** Start **
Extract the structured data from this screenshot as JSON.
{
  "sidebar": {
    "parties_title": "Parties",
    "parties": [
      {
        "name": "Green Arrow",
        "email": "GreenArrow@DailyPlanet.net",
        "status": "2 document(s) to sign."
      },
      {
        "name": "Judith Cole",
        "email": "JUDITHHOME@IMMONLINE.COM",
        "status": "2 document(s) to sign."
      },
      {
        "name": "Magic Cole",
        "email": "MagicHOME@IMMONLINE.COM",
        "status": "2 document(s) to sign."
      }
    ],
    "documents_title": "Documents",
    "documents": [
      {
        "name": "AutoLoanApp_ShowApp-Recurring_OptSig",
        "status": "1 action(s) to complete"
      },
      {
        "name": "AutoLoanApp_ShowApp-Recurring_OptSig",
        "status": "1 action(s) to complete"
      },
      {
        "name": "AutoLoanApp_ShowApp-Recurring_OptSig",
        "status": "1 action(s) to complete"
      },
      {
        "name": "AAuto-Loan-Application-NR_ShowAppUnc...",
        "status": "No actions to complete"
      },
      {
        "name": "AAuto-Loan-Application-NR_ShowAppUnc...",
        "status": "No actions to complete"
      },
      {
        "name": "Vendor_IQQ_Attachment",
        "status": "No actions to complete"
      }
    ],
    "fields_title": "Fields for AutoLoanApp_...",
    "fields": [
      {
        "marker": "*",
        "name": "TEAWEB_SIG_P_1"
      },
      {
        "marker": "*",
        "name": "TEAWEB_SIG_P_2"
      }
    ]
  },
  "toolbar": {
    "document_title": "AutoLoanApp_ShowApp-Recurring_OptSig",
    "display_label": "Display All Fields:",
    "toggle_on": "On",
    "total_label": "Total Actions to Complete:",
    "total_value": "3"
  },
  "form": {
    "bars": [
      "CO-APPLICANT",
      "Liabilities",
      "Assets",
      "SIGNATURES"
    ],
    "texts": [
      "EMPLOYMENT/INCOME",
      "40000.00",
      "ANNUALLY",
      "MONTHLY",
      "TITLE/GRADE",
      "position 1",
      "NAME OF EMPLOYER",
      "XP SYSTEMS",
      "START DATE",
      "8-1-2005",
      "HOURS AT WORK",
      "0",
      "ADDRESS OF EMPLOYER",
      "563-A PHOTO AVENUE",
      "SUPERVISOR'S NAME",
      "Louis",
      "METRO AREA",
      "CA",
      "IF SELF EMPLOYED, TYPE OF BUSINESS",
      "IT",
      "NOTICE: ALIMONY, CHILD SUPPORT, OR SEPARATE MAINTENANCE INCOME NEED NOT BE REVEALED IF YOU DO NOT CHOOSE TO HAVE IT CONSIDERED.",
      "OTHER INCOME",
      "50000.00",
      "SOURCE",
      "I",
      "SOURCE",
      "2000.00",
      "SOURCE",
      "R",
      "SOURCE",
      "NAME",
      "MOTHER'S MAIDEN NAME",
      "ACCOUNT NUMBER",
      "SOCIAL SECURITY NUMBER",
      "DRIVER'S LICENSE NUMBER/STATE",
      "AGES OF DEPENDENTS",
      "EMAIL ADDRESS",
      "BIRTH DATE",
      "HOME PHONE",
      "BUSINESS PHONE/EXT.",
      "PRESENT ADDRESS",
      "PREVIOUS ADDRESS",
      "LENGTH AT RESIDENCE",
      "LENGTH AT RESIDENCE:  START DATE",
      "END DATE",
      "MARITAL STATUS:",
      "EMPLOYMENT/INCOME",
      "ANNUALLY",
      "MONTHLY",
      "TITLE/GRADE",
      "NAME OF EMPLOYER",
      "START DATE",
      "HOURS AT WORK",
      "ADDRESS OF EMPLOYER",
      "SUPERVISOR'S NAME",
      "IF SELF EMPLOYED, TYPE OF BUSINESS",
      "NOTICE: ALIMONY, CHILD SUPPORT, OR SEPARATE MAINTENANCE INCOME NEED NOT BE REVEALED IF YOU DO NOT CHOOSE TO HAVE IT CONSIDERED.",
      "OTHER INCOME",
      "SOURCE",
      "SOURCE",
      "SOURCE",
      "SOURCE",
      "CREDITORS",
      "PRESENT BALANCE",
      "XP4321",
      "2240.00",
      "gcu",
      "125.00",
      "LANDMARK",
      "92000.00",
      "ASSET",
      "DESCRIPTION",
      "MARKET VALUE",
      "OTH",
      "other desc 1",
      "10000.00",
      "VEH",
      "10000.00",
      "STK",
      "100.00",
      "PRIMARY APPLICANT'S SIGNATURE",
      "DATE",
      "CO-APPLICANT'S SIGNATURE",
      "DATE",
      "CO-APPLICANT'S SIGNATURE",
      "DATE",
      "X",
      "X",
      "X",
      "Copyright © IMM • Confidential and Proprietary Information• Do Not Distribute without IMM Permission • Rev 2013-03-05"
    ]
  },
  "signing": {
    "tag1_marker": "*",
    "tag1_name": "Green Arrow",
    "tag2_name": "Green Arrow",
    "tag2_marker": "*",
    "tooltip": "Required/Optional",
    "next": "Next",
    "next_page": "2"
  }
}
** End **
Given request:
Produce an exact copy of all the records.

Answer to the task:
Extract the structured data from this screenshot as JSON.
{
  "sidebar": {
    "parties_title": "Parties",
    "parties": [
      {
        "name": "Green Arrow",
        "email": "GreenArrow@DailyPlanet.net",
        "status": "2 document(s) to sign."
      },
      {
        "name": "Judith Cole",
        "email": "JUDITHHOME@IMMONLINE.COM",
        "status": "2 document(s) to sign."
      },
      {
        "name": "Magic Cole",
        "email": "MagicHOME@IMMONLINE.COM",
        "status": "2 document(s) to sign."
      }
    ],
    "documents_title": "Documents",
    "documents": [
      {
        "name": "AutoLoanApp_ShowApp-Recurring_OptSig",
        "status": "1 action(s) to complete"
      },
      {
        "name": "AutoLoanApp_ShowApp-Recurring_OptSig",
        "status": "1 action(s) to complete"
      },
      {
        "name": "AutoLoanApp_ShowApp-Recurring_OptSig",
        "status": "1 action(s) to complete"
      },
      {
        "name": "AAuto-Loan-Application-NR_ShowAppUnc...",
        "status": "No actions to complete"
      },
      {
        "name": "AAuto-Loan-Application-NR_ShowAppUnc...",
        "status": "No actions to complete"
      },
      {
        "name": "Vendor_IQQ_Attachment",
        "status": "No actions to complete"
      }
    ],
    "fields_title": "Fields for AutoLoanApp_...",
    "fields": [
      {
        "marker": "*",
        "name": "TEAWEB_SIG_P_1"
      },
      {
        "marker": "*",
        "name": "TEAWEB_SIG_P_2"
      }
    ]
  },
  "toolbar": {
    "document_title": "AutoLoanApp_ShowApp-Recurring_OptSig",
    "display_label": "Display All Fields:",
    "toggle_on": "On",
    "total_label": "Total Actions to Complete:",
    "total_value": "3"
  },
  "form": {
    "bars": [
      "CO-APPLICANT",
      "Liabilities",
      "Assets",
      "SIGNATURES"
    ],
    "texts": [
      "EMPLOYMENT/INCOME",
      "40000.00",
      "ANNUALLY",
      "MONTHLY",
      "TITLE/GRADE",
      "position 1",
      "NAME OF EMPLOYER",
      "XP SYSTEMS",
      "START DATE",
      "8-1-2005",
      "HOURS AT WORK",
      "0",
      "ADDRESS OF EMPLOYER",
      "563-A PHOTO AVENUE",
      "SUPERVISOR'S NAME",
      "Louis",
      "METRO AREA",
      "CA",
      "IF SELF EMPLOYED, TYPE OF BUSINESS",
      "IT",
      "NOTICE: ALIMONY, CHILD SUPPORT, OR SEPARATE MAINTENANCE INCOME NEED NOT BE REVEALED IF YOU DO NOT CHOOSE TO HAVE IT CONSIDERED.",
      "OTHER INCOME",
      "50000.00",
      "SOURCE",
      "I",
      "SOURCE",
      "2000.00",
      "SOURCE",
      "R",
      "SOURCE",
      "NAME",
      "MOTHER'S MAIDEN NAME",
      "ACCOUNT NUMBER",
      "SOCIAL SECURITY NUMBER",
      "DRIVER'S LICENSE NUMBER/STATE",
      "AGES OF DEPENDENTS",
      "EMAIL ADDRESS",
      "BIRTH DATE",
      "HOME PHONE",
      "BUSINESS PHONE/EXT.",
      "PRESENT ADDRESS",
      "PREVIOUS ADDRESS",
      "LENGTH AT RESIDENCE",
      "LENGTH AT RESIDENCE:  START DATE",
      "END DATE",
      "MARITAL STATUS:",
      "EMPLOYMENT/INCOME",
      "ANNUALLY",
      "MONTHLY",
      "TITLE/GRADE",
      "NAME OF EMPLOYER",
      "START DATE",
      "HOURS AT WORK",
      "ADDRESS OF EMPLOYER",
      "SUPERVISOR'S NAME",
      "IF SELF EMPLOYED, TYPE OF BUSINESS",
      "NOTICE: ALIMONY, CHILD SUPPORT, OR SEPARATE MAINTENANCE INCOME NEED NOT BE REVEALED IF YOU DO NOT CHOOSE TO HAVE IT CONSIDERED.",
      "OTHER INCOME",
      "SOURCE",
      "SOURCE",
      "SOURCE",
      "SOURCE",
      "CREDITORS",
      "PRESENT BALANCE",
      "XP4321",
      "2240.00",
      "gcu",
      "125.00",
      "LANDMARK",
      "92000.00",
      "ASSET",
      "DESCRIPTION",
      "MARKET VALUE",
      "OTH",
      "other desc 1",
      "10000.00",
      "VEH",
      "10000.00",
      "STK",
      "100.00",
      "PRIMARY APPLICANT'S SIGNATURE",
      "DATE",
      "CO-APPLICANT'S SIGNATURE",
      "DATE",
      "CO-APPLICANT'S SIGNATURE",
      "DATE",
      "X",
      "X",
      "X",
      "Copyright © IMM • Confidential and Proprietary Information• Do Not Distribute without IMM Permission • Rev 2013-03-05"
    ]
  },
  "signing": {
    "tag1_marker": "*",
    "tag1_name": "Green Arrow",
    "tag2_name": "Green Arrow",
    "tag2_marker": "*",
    "tooltip": "Required/Optional",
    "next": "Next",
    "next_page": "2"
  }
}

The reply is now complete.